◆ Material:
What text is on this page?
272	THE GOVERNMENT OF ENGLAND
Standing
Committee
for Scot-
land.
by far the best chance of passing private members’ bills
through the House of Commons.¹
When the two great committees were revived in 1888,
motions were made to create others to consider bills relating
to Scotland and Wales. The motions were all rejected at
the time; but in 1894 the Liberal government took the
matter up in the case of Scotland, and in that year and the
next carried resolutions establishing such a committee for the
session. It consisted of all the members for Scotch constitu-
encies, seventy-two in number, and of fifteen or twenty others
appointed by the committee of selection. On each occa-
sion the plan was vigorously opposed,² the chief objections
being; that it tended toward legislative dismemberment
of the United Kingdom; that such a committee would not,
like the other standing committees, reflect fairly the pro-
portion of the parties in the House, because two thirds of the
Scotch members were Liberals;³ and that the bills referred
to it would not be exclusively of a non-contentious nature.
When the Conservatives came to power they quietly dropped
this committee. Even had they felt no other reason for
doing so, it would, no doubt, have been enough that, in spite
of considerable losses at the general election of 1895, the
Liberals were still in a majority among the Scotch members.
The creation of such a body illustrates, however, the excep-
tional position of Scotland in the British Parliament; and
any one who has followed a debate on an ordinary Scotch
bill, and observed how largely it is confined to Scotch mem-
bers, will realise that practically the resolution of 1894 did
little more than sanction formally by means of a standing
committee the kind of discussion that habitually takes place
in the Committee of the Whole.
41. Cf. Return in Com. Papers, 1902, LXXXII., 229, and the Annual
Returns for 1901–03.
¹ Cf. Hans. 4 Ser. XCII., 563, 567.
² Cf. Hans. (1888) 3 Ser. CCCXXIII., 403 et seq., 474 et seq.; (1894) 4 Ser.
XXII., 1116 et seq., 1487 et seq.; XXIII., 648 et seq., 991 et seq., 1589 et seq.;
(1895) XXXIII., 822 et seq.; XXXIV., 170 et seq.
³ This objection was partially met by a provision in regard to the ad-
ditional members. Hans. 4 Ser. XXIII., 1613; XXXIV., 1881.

◆ Task goal:
Only a number is wanted: how many lines of the material above hold "they"?

◆ Response to this exercise:
2